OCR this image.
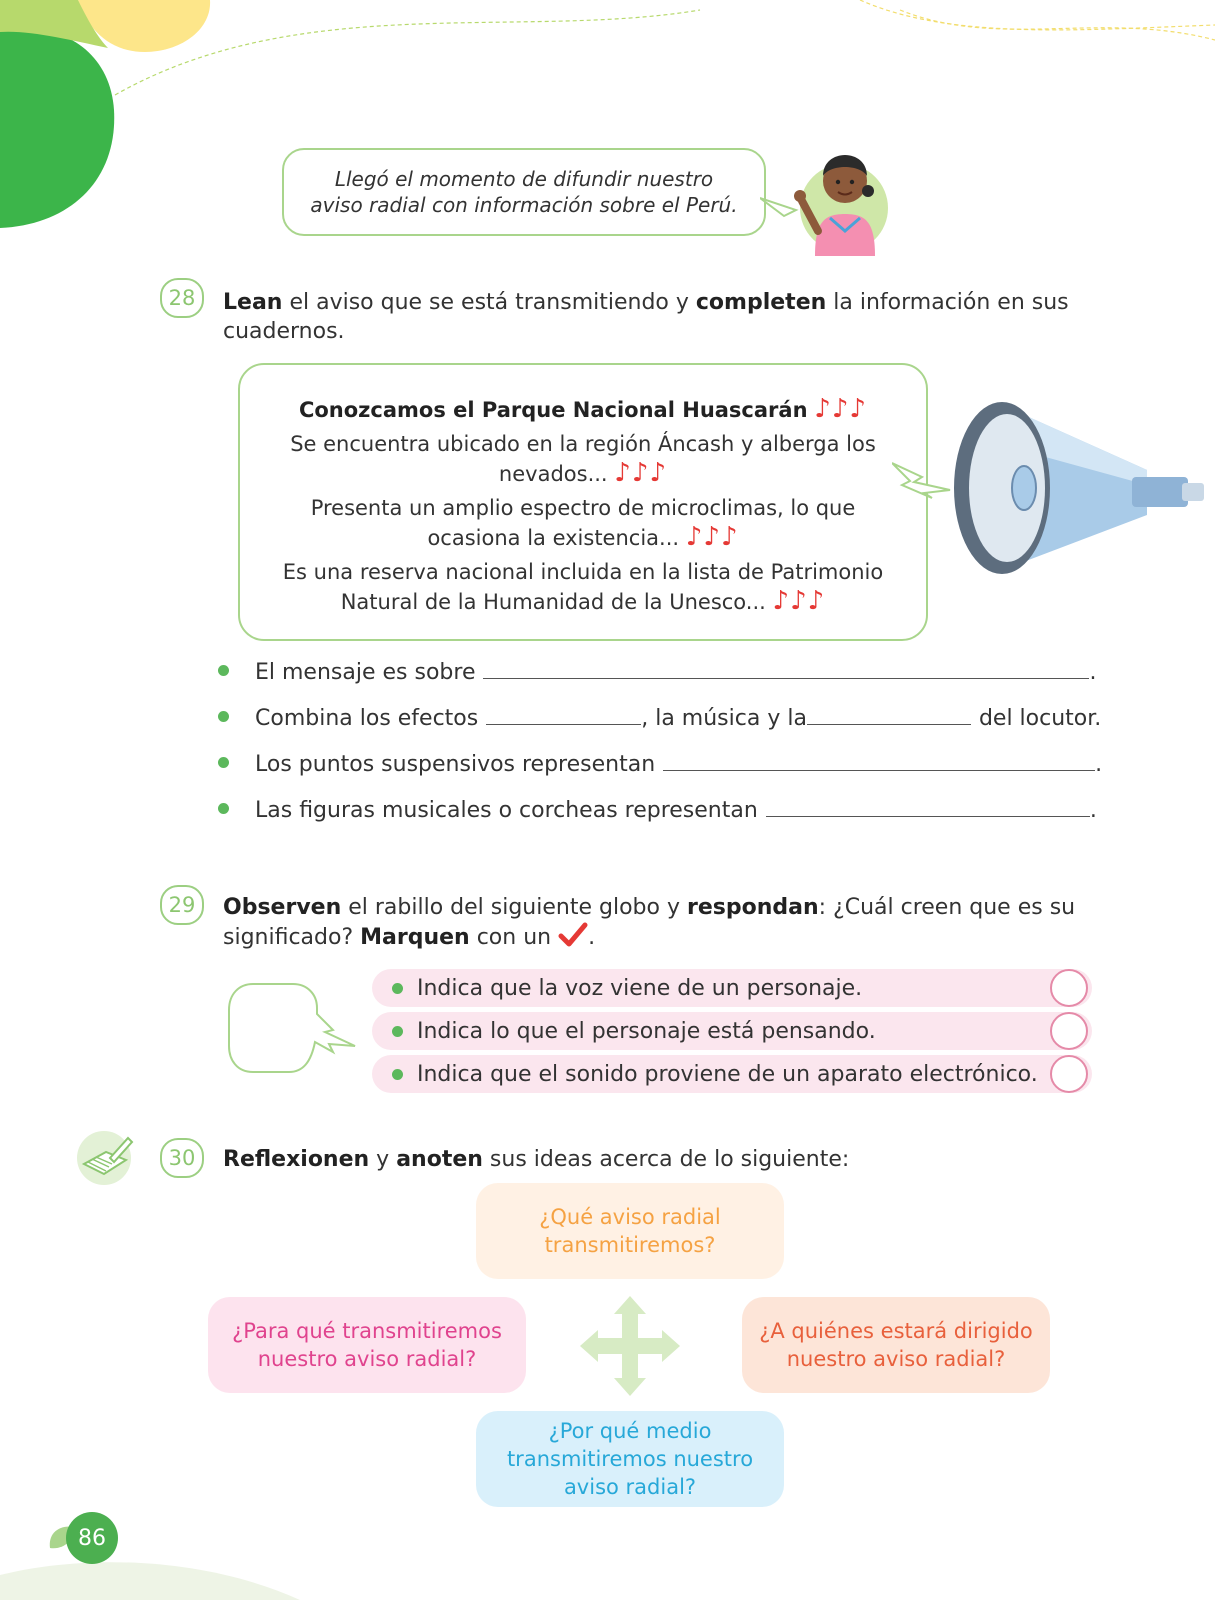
Llegó el momento de difundir nuestro
aviso radial con información sobre el Perú.
28	Lean el aviso que se está transmitiendo y completen la información en sus
cuadernos.

Conozcamos el Parque Nacional Huascarán ♪♪♪

Se encuentra ubicado en la región Áncash y alberga los
nevados... ♪♪♪

Presenta un amplio espectro de microclimas, lo que
ocasiona la existencia... ♪♪♪

Es una reserva nacional incluida en la lista de Patrimonio
Natural de la Humanidad de la Unesco... ♪♪♪

El mensaje es sobre	.
Combina los efectos	, la música y la	del locutor.
Los puntos suspensivos representan	.
Las figuras musicales o corcheas representan	.
29	Observen el rabillo del siguiente globo y respondan: ¿Cuál creen que es su
significado? Marquen con un .
Indica que la voz viene de un personaje.
Indica lo que el personaje está pensando.
Indica que el sonido proviene de un aparato electrónico.
30	Reflexionen y anoten sus ideas acerca de lo siguiente:
¿Qué aviso radial transmitiremos?
¿Para qué transmitiremos nuestro aviso radial?
¿A quiénes estará dirigido nuestro aviso radial?
¿Por qué medio transmitiremos nuestro aviso radial?
86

☆ ☆ ☆ ☆ ☆ ☆ ☆

Gather and copy every line of the data in which the string "Indica" is found.

Indica que la voz viene de un personaje.
Indica lo que el personaje está pensando.
Indica que el sonido proviene de un aparato electrónico.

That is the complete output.